◆ Exercise details
Records follow. Copy every line with "Visoka".

◆ Material provided

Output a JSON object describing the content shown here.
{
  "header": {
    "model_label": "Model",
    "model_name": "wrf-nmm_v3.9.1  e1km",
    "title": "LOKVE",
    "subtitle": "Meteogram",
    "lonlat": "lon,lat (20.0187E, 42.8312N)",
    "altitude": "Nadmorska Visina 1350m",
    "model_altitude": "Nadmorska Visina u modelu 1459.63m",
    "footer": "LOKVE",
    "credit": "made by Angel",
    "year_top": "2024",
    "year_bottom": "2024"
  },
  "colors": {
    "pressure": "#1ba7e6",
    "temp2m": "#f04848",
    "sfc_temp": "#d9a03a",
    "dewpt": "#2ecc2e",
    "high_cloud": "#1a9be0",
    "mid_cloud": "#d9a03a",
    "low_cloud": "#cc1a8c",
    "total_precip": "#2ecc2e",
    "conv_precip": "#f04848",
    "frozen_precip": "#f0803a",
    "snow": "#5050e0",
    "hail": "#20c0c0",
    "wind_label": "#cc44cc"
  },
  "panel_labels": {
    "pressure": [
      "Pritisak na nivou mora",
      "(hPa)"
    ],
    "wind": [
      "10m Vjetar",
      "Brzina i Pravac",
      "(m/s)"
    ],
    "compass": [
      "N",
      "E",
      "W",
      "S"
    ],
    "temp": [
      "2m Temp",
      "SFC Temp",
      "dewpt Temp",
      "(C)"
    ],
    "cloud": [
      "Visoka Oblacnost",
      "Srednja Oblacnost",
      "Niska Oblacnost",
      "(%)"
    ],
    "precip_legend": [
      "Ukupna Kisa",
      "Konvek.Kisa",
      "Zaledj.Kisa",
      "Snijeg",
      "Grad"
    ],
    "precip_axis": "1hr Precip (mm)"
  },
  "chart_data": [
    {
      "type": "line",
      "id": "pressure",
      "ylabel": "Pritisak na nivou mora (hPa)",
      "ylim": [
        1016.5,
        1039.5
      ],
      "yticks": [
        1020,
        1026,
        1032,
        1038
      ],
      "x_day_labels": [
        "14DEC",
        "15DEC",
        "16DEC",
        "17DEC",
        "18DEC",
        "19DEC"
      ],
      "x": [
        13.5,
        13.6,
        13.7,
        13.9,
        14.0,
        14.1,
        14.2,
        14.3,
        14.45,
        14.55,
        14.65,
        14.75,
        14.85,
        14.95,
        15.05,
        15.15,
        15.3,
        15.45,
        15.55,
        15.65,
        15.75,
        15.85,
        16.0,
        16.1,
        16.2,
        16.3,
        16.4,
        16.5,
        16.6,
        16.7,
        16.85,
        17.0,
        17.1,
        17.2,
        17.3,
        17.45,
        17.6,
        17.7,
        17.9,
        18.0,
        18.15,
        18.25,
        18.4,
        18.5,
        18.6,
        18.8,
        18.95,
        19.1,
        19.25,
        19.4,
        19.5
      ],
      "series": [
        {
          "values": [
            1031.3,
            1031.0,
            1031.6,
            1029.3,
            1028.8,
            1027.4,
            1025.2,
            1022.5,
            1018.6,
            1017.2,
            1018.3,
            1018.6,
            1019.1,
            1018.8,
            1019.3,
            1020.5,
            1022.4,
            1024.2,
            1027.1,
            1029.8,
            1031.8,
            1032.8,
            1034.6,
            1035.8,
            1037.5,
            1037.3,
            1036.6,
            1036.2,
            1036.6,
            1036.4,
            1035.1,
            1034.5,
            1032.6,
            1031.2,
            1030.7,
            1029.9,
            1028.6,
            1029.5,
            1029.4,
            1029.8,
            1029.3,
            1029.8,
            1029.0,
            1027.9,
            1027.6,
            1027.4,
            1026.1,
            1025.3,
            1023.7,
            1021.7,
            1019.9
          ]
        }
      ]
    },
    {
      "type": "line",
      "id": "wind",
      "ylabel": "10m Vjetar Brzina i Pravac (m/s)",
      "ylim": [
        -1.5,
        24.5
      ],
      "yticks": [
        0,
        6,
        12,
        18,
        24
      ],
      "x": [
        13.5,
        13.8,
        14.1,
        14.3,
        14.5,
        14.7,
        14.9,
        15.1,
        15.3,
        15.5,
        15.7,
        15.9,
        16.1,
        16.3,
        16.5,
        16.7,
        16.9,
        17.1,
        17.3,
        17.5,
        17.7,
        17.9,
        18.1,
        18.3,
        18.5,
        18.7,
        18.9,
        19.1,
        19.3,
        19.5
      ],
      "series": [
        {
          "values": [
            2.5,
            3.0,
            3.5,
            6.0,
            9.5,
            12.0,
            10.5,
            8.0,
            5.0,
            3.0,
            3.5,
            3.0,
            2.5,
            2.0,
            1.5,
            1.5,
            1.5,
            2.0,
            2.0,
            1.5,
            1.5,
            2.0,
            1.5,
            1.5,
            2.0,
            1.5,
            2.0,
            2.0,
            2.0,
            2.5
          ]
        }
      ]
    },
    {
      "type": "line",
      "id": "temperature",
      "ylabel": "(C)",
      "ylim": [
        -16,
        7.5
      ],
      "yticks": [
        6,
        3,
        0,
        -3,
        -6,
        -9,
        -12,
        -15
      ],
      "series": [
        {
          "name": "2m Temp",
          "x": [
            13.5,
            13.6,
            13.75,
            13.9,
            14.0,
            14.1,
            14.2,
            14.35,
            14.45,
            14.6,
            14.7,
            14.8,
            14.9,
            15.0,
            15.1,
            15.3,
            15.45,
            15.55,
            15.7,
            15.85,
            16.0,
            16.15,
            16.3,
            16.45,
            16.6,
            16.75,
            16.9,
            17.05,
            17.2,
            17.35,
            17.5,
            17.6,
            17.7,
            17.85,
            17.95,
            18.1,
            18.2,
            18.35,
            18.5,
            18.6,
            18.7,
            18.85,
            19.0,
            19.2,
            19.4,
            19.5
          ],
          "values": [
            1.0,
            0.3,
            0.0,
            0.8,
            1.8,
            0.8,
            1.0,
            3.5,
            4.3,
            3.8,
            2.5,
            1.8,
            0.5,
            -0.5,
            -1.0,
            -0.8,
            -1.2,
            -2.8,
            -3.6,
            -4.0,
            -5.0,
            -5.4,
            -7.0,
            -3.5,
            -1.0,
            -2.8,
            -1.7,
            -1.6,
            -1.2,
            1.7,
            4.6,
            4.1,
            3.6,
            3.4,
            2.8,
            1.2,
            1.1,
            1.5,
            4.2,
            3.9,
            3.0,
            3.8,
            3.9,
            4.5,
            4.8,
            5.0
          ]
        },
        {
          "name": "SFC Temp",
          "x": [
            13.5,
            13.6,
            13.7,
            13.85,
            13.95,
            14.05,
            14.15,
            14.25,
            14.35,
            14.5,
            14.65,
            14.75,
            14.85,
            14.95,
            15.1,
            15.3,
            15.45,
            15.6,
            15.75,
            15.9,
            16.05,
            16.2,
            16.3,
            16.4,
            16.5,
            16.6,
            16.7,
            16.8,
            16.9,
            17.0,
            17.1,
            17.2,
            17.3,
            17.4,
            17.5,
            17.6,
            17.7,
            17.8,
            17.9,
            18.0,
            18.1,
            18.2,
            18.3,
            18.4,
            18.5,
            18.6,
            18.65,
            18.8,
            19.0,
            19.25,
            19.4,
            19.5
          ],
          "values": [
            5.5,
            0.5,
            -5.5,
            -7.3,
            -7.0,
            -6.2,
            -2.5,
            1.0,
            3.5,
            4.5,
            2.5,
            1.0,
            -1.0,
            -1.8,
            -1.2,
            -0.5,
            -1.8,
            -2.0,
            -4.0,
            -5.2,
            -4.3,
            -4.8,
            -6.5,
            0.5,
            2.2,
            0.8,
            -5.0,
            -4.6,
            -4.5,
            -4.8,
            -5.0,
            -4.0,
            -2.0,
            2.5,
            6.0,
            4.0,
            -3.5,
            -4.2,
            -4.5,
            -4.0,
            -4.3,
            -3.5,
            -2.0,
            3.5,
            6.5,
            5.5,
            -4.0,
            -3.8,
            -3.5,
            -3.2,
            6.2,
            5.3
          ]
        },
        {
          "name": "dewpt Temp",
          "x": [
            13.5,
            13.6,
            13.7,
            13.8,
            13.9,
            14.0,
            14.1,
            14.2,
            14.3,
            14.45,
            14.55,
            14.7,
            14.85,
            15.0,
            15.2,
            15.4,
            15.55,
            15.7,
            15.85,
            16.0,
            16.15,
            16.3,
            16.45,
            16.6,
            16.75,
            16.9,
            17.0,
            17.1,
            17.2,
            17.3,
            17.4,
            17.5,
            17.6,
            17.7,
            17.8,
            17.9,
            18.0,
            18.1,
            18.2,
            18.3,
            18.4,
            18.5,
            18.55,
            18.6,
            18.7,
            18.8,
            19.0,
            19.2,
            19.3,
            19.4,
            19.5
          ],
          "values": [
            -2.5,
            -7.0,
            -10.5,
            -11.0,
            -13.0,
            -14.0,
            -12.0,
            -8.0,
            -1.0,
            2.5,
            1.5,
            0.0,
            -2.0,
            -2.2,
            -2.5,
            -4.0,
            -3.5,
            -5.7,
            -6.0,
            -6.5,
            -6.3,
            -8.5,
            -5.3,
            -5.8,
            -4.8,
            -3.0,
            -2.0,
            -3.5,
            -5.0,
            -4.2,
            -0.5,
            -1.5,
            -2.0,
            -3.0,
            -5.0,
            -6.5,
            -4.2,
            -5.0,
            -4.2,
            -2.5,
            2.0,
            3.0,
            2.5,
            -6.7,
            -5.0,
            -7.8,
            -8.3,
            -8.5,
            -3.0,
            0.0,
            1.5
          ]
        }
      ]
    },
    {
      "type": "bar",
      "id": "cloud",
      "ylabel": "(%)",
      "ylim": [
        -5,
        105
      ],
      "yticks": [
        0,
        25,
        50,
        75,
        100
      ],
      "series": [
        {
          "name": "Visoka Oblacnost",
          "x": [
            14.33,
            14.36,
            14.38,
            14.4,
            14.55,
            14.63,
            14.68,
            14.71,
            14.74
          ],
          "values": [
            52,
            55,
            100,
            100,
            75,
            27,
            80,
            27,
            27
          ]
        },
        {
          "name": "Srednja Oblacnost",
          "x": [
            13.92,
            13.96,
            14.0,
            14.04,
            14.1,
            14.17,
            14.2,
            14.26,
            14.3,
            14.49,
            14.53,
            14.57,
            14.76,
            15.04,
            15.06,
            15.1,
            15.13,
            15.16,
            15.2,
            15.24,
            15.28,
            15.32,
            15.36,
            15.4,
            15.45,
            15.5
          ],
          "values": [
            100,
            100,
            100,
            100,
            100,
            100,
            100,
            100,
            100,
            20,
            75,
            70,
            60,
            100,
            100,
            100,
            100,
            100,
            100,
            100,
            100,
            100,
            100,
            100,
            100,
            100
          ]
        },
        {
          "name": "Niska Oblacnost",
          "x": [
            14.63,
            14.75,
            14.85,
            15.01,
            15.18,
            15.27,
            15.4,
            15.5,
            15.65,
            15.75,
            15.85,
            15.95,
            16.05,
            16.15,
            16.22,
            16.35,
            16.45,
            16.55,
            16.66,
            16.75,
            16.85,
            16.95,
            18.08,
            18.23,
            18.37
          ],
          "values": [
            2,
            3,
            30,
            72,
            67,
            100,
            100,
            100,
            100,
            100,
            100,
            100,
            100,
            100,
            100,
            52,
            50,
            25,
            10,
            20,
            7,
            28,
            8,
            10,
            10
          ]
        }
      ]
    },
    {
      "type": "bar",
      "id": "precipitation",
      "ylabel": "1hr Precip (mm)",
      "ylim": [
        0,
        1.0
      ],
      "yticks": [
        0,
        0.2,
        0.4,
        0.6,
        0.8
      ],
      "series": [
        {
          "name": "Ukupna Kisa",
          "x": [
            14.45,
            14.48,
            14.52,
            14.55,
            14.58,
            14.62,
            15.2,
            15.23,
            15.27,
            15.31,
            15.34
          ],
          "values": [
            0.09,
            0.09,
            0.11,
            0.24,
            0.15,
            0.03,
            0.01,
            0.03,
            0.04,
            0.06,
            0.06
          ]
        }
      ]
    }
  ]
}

◆ Full response
      "Visoka Oblacnost",
          "name": "Visoka Oblacnost",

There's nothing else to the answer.